INPUT →
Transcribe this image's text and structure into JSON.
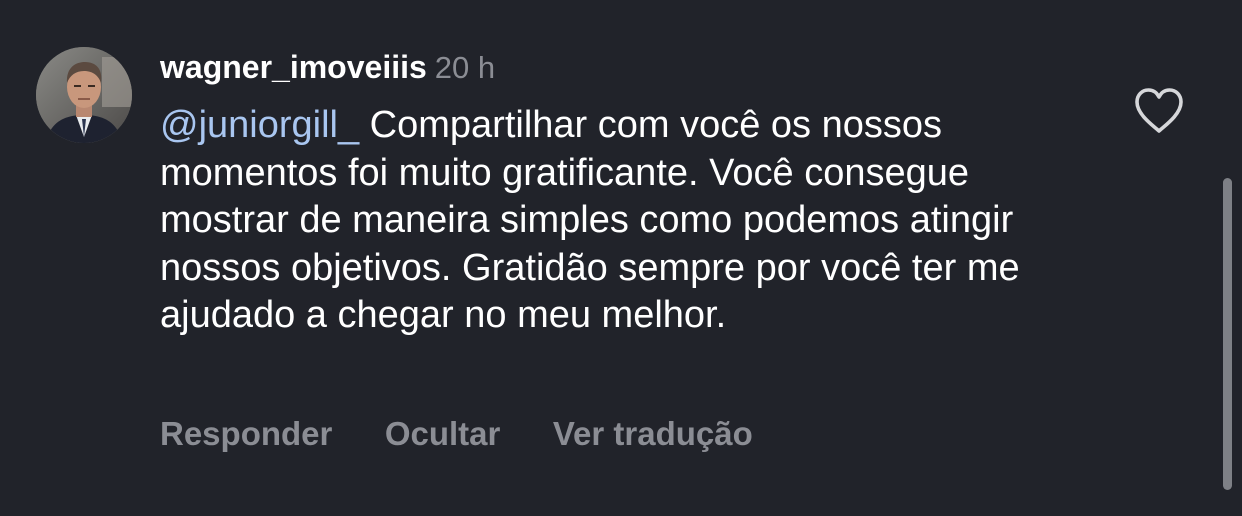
{
  "comment": {
    "username": "wagner_imoveiiis",
    "time": "20 h",
    "mention": "@juniorgill_",
    "text": " Compartilhar com você os nossos momentos foi muito gratificante. Você consegue mostrar de maneira simples como podemos atingir nossos objetivos. Gratidão sempre por você ter me ajudado a chegar no meu melhor.",
    "actions": {
      "reply": "Responder",
      "hide": "Ocultar",
      "translate": "Ver tradução"
    },
    "like_icon": "heart-outline-icon"
  },
  "colors": {
    "background": "#21232a",
    "text": "#ffffff",
    "mention": "#a9c6f0",
    "muted": "#8b8d94"
  }
}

STATED EXERCISE →
Without including any pictures, print all of the material exactly as given.

RESPONSE TO THIS EXERCISE →
Transcribe this image's text and structure into JSON.
{
  "comment": {
    "username": "wagner_imoveiiis",
    "time": "20 h",
    "mention": "@juniorgill_",
    "text": " Compartilhar com você os nossos momentos foi muito gratificante. Você consegue mostrar de maneira simples como podemos atingir nossos objetivos. Gratidão sempre por você ter me ajudado a chegar no meu melhor.",
    "actions": {
      "reply": "Responder",
      "hide": "Ocultar",
      "translate": "Ver tradução"
    },
    "like_icon": "heart-outline-icon"
  },
  "colors": {
    "background": "#21232a",
    "text": "#ffffff",
    "mention": "#a9c6f0",
    "muted": "#8b8d94"
  }
}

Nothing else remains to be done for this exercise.